Reproduce the records below in full and exactly, without their images.

###

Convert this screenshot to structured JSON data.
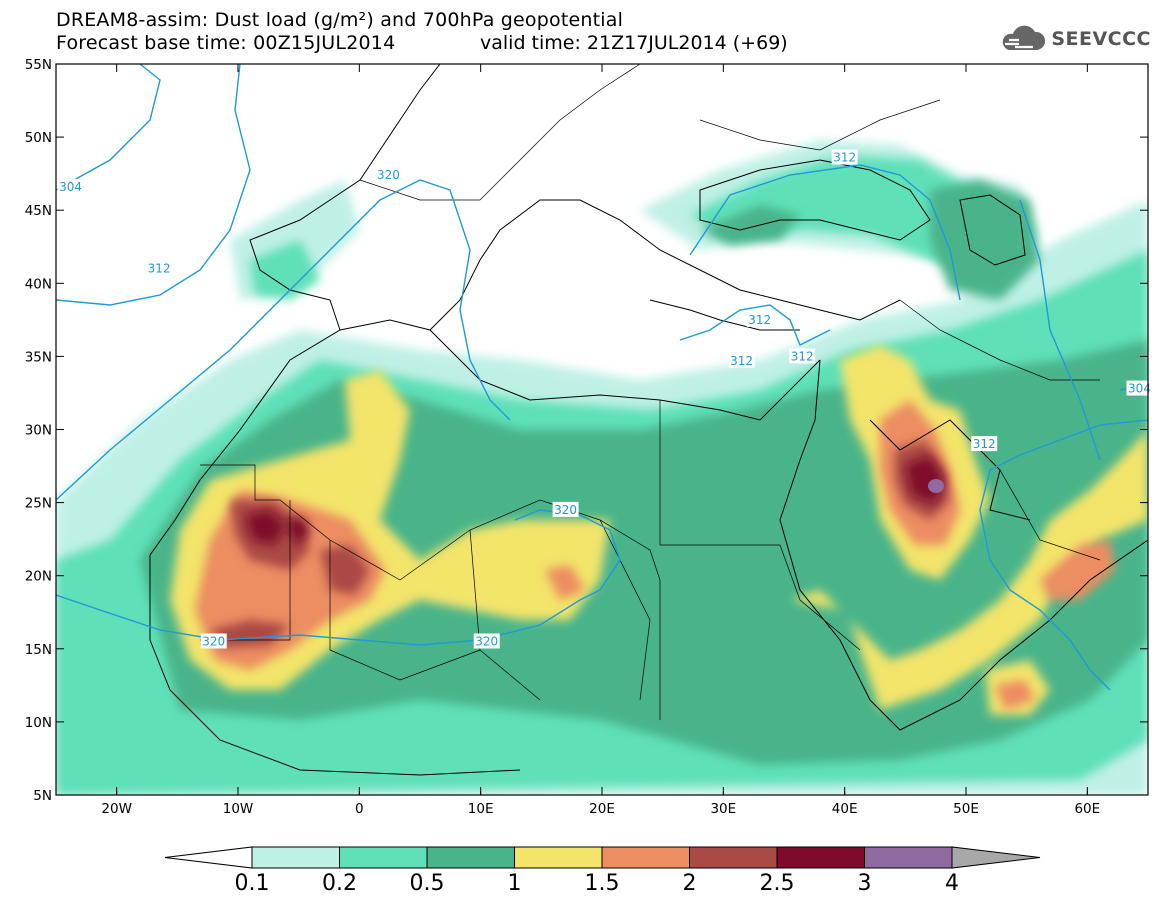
{
  "header": {
    "title": "DREAM8-assim: Dust load (g/m²) and 700hPa geopotential",
    "base_time": "Forecast base time: 00Z15JUL2014",
    "valid_time": "valid time: 21Z17JUL2014 (+69)"
  },
  "logo": {
    "text": "SEEVCCC",
    "icon": "cloud-icon"
  },
  "map": {
    "lon_range": [
      -25,
      65
    ],
    "lat_range": [
      5,
      55
    ],
    "lon_ticks": [
      {
        "lon": -20,
        "label": "20W"
      },
      {
        "lon": -10,
        "label": "10W"
      },
      {
        "lon": 0,
        "label": "0"
      },
      {
        "lon": 10,
        "label": "10E"
      },
      {
        "lon": 20,
        "label": "20E"
      },
      {
        "lon": 30,
        "label": "30E"
      },
      {
        "lon": 40,
        "label": "40E"
      },
      {
        "lon": 50,
        "label": "50E"
      },
      {
        "lon": 60,
        "label": "60E"
      }
    ],
    "lat_ticks": [
      {
        "lat": 55,
        "label": "55N"
      },
      {
        "lat": 50,
        "label": "50N"
      },
      {
        "lat": 45,
        "label": "45N"
      },
      {
        "lat": 40,
        "label": "40N"
      },
      {
        "lat": 35,
        "label": "35N"
      },
      {
        "lat": 30,
        "label": "30N"
      },
      {
        "lat": 25,
        "label": "25N"
      },
      {
        "lat": 20,
        "label": "20N"
      },
      {
        "lat": 15,
        "label": "15N"
      },
      {
        "lat": 10,
        "label": "10N"
      },
      {
        "lat": 5,
        "label": "5N"
      }
    ],
    "contour_color": "#1f9ad6",
    "contour_labels": [
      {
        "text": "304",
        "lon": -23.8,
        "lat": 46.6
      },
      {
        "text": "312",
        "lon": -16.5,
        "lat": 41.0
      },
      {
        "text": "320",
        "lon": 2.4,
        "lat": 47.4
      },
      {
        "text": "312",
        "lon": 40.0,
        "lat": 48.6
      },
      {
        "text": "312",
        "lon": 33.0,
        "lat": 37.5
      },
      {
        "text": "312",
        "lon": 31.5,
        "lat": 34.7
      },
      {
        "text": "312",
        "lon": 36.5,
        "lat": 35.0
      },
      {
        "text": "312",
        "lon": 51.5,
        "lat": 29.0
      },
      {
        "text": "304",
        "lon": 64.3,
        "lat": 32.8
      },
      {
        "text": "320",
        "lon": 17.0,
        "lat": 24.5
      },
      {
        "text": "320",
        "lon": 10.5,
        "lat": 15.5
      },
      {
        "text": "320",
        "lon": -12.0,
        "lat": 15.5
      }
    ]
  },
  "colorbar": {
    "levels": [
      "0.1",
      "0.2",
      "0.5",
      "1",
      "1.5",
      "2",
      "2.5",
      "3",
      "4"
    ],
    "colors": [
      "#bff0e6",
      "#5fe0b8",
      "#48b48a",
      "#f3e46a",
      "#ec8d62",
      "#aa4a44",
      "#7f0a2a",
      "#8f6ba1",
      "#a8a8a8"
    ],
    "under_color": "#ffffff"
  }
}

###

* Response below:
Convert this screenshot to structured JSON data.
{
  "header": {
    "title": "DREAM8-assim: Dust load (g/m²) and 700hPa geopotential",
    "base_time": "Forecast base time: 00Z15JUL2014",
    "valid_time": "valid time: 21Z17JUL2014 (+69)"
  },
  "logo": {
    "text": "SEEVCCC",
    "icon": "cloud-icon"
  },
  "map": {
    "lon_range": [
      -25,
      65
    ],
    "lat_range": [
      5,
      55
    ],
    "lon_ticks": [
      {
        "lon": -20,
        "label": "20W"
      },
      {
        "lon": -10,
        "label": "10W"
      },
      {
        "lon": 0,
        "label": "0"
      },
      {
        "lon": 10,
        "label": "10E"
      },
      {
        "lon": 20,
        "label": "20E"
      },
      {
        "lon": 30,
        "label": "30E"
      },
      {
        "lon": 40,
        "label": "40E"
      },
      {
        "lon": 50,
        "label": "50E"
      },
      {
        "lon": 60,
        "label": "60E"
      }
    ],
    "lat_ticks": [
      {
        "lat": 55,
        "label": "55N"
      },
      {
        "lat": 50,
        "label": "50N"
      },
      {
        "lat": 45,
        "label": "45N"
      },
      {
        "lat": 40,
        "label": "40N"
      },
      {
        "lat": 35,
        "label": "35N"
      },
      {
        "lat": 30,
        "label": "30N"
      },
      {
        "lat": 25,
        "label": "25N"
      },
      {
        "lat": 20,
        "label": "20N"
      },
      {
        "lat": 15,
        "label": "15N"
      },
      {
        "lat": 10,
        "label": "10N"
      },
      {
        "lat": 5,
        "label": "5N"
      }
    ],
    "contour_color": "#1f9ad6",
    "contour_labels": [
      {
        "text": "304",
        "lon": -23.8,
        "lat": 46.6
      },
      {
        "text": "312",
        "lon": -16.5,
        "lat": 41.0
      },
      {
        "text": "320",
        "lon": 2.4,
        "lat": 47.4
      },
      {
        "text": "312",
        "lon": 40.0,
        "lat": 48.6
      },
      {
        "text": "312",
        "lon": 33.0,
        "lat": 37.5
      },
      {
        "text": "312",
        "lon": 31.5,
        "lat": 34.7
      },
      {
        "text": "312",
        "lon": 36.5,
        "lat": 35.0
      },
      {
        "text": "312",
        "lon": 51.5,
        "lat": 29.0
      },
      {
        "text": "304",
        "lon": 64.3,
        "lat": 32.8
      },
      {
        "text": "320",
        "lon": 17.0,
        "lat": 24.5
      },
      {
        "text": "320",
        "lon": 10.5,
        "lat": 15.5
      },
      {
        "text": "320",
        "lon": -12.0,
        "lat": 15.5
      }
    ]
  },
  "colorbar": {
    "levels": [
      "0.1",
      "0.2",
      "0.5",
      "1",
      "1.5",
      "2",
      "2.5",
      "3",
      "4"
    ],
    "colors": [
      "#bff0e6",
      "#5fe0b8",
      "#48b48a",
      "#f3e46a",
      "#ec8d62",
      "#aa4a44",
      "#7f0a2a",
      "#8f6ba1",
      "#a8a8a8"
    ],
    "under_color": "#ffffff"
  }
}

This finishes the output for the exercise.